● WHAT TO DO
Only lines with the word "this" are needed; collect each of them from the listing below.

━━━━━━

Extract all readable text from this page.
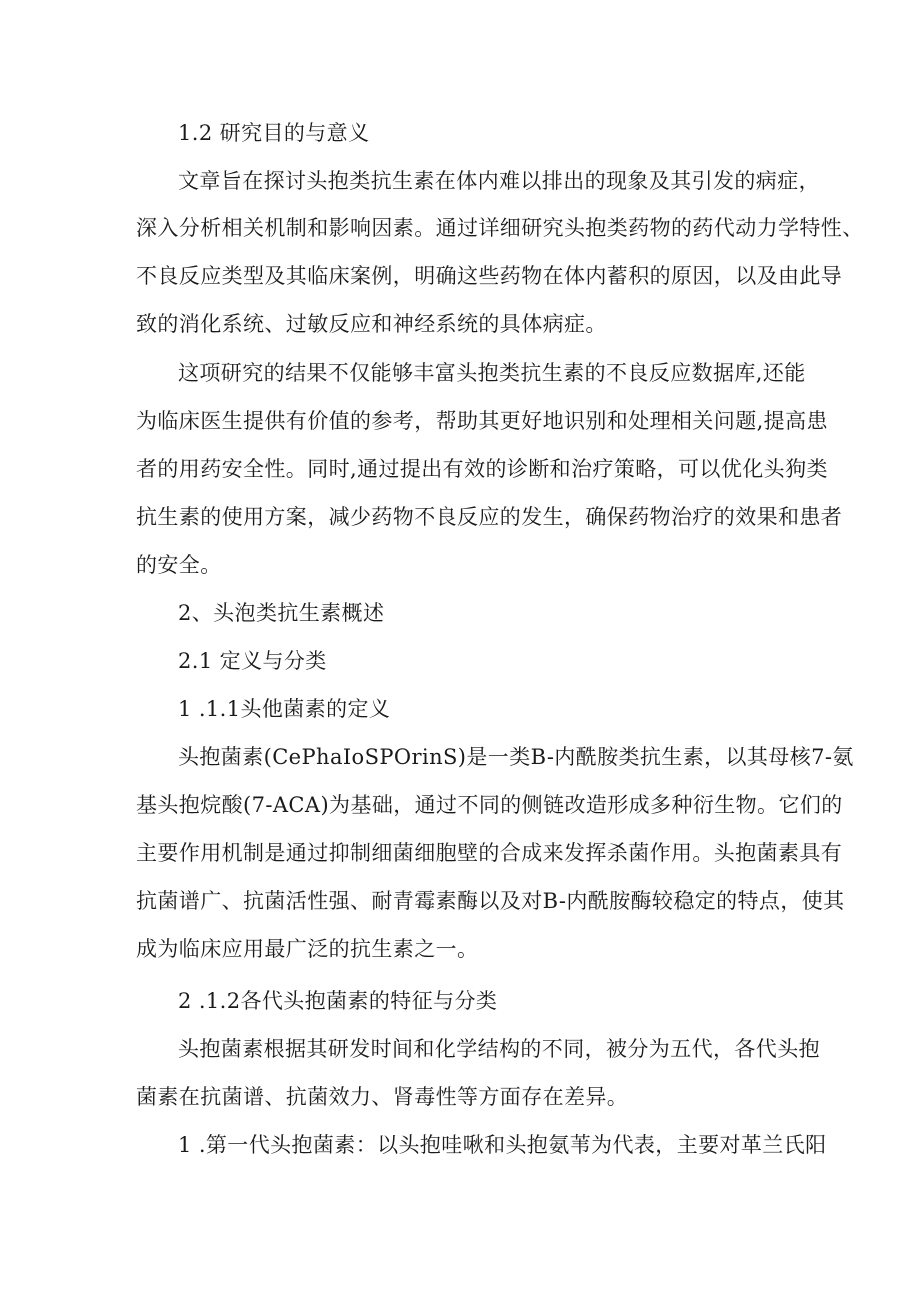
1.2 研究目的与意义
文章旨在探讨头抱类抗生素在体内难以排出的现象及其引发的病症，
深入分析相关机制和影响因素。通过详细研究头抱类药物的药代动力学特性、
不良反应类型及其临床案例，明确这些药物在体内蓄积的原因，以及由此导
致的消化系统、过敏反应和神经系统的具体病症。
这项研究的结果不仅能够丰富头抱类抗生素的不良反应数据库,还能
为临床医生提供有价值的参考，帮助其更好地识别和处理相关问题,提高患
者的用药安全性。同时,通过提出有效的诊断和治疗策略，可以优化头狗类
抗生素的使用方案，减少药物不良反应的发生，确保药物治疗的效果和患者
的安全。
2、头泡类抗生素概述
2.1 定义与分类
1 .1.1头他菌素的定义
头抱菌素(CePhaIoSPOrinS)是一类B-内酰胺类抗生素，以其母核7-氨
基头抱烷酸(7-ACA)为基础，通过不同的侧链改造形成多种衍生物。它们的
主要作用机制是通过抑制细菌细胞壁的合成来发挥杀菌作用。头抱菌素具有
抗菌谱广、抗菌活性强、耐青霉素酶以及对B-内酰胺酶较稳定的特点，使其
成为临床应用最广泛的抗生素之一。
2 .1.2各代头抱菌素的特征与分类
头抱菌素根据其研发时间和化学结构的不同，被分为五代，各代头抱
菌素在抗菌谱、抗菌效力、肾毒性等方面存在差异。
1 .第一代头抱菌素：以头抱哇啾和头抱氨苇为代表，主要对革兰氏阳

━━━━━━

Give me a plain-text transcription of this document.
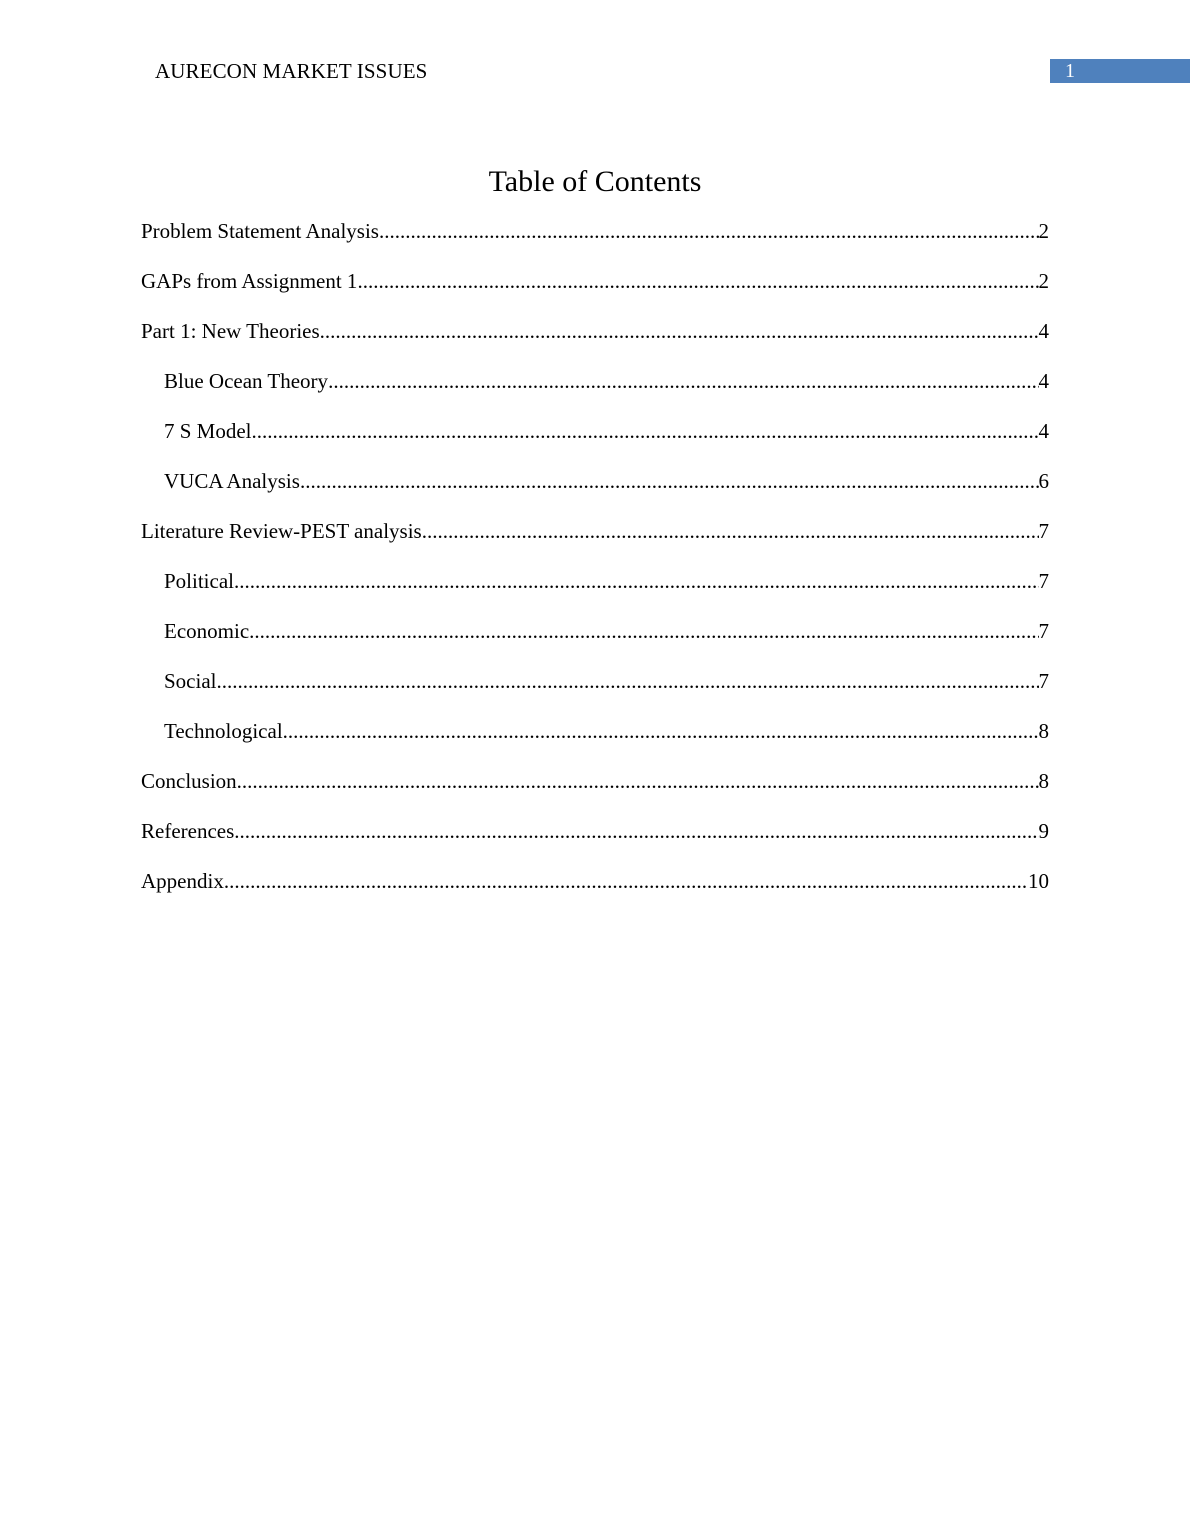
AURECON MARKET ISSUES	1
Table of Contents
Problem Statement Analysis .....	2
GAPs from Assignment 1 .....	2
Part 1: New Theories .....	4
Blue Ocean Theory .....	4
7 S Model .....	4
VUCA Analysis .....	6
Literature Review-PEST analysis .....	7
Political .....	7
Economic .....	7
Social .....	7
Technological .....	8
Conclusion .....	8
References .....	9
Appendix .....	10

━━━━━━

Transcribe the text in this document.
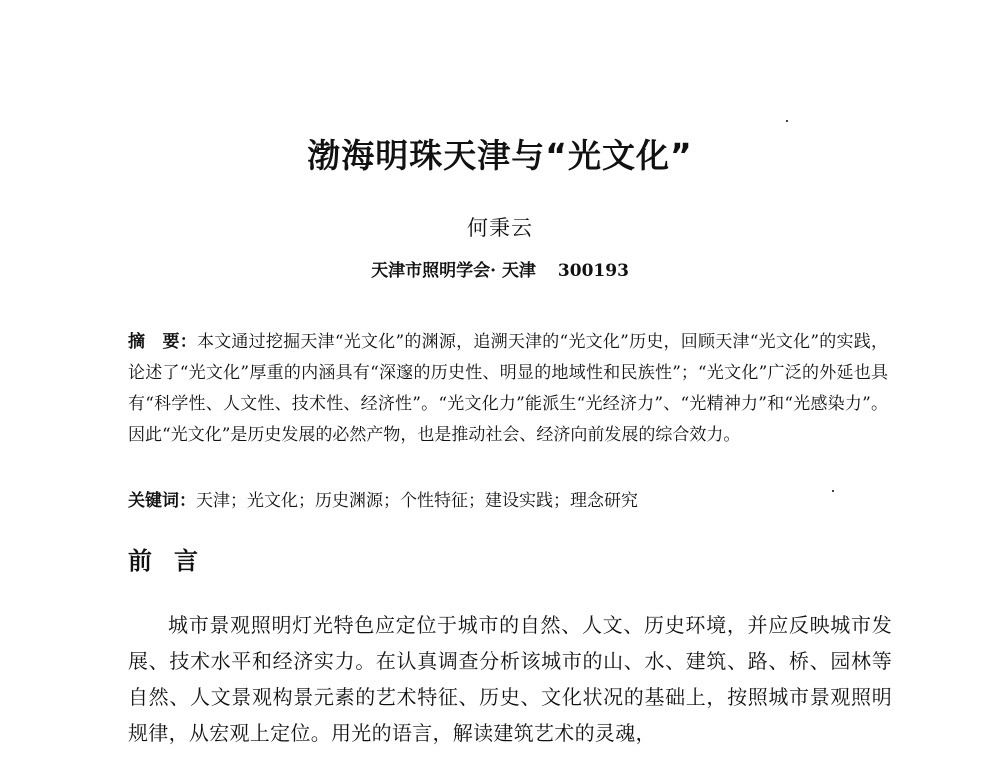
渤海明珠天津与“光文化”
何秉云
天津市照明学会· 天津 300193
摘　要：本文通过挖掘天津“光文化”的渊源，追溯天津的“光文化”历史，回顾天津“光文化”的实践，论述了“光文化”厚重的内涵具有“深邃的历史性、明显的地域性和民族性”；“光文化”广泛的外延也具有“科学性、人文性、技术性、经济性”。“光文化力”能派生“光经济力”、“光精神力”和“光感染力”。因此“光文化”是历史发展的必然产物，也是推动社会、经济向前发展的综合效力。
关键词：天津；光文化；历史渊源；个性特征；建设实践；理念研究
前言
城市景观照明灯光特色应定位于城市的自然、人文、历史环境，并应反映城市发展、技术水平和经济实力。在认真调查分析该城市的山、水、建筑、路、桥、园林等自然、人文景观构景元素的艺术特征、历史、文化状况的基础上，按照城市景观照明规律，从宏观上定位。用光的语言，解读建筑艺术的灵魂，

━━━━━━

● TASK ANSWER
Extract all readable text from this page.
Give me a plain-text transcription of this document.
Transcribe the text in this document.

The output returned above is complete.